• _Work to do_
Copy out all of the data exactly as it appears.

"""

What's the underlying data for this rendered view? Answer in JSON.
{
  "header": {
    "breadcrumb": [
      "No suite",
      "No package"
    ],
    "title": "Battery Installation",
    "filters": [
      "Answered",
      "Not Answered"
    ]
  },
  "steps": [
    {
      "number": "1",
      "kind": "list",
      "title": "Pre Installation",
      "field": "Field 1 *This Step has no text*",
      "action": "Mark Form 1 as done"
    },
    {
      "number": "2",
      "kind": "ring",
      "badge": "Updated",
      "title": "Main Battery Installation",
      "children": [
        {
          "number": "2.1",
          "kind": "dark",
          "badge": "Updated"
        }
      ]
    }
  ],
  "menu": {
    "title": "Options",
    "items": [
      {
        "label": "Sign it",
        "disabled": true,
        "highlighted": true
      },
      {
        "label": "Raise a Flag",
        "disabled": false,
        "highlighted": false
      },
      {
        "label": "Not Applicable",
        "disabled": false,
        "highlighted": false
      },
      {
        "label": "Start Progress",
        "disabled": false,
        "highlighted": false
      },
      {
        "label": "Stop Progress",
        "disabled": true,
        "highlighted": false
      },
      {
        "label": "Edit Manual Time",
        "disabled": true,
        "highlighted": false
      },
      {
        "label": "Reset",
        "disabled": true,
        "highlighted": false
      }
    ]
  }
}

"""

• _Solution to the problem_
What's the underlying data for this rendered view? Answer in JSON.
{
  "header": {
    "breadcrumb": [
      "No suite",
      "No package"
    ],
    "title": "Battery Installation",
    "filters": [
      "Answered",
      "Not Answered"
    ]
  },
  "steps": [
    {
      "number": "1",
      "kind": "list",
      "title": "Pre Installation",
      "field": "Field 1 *This Step has no text*",
      "action": "Mark Form 1 as done"
    },
    {
      "number": "2",
      "kind": "ring",
      "badge": "Updated",
      "title": "Main Battery Installation",
      "children": [
        {
          "number": "2.1",
          "kind": "dark",
          "badge": "Updated"
        }
      ]
    }
  ],
  "menu": {
    "title": "Options",
    "items": [
      {
        "label": "Sign it",
        "disabled": true,
        "highlighted": true
      },
      {
        "label": "Raise a Flag",
        "disabled": false,
        "highlighted": false
      },
      {
        "label": "Not Applicable",
        "disabled": false,
        "highlighted": false
      },
      {
        "label": "Start Progress",
        "disabled": false,
        "highlighted": false
      },
      {
        "label": "Stop Progress",
        "disabled": true,
        "highlighted": false
      },
      {
        "label": "Edit Manual Time",
        "disabled": true,
        "highlighted": false
      },
      {
        "label": "Reset",
        "disabled": true,
        "highlighted": false
      }
    ]
  }
}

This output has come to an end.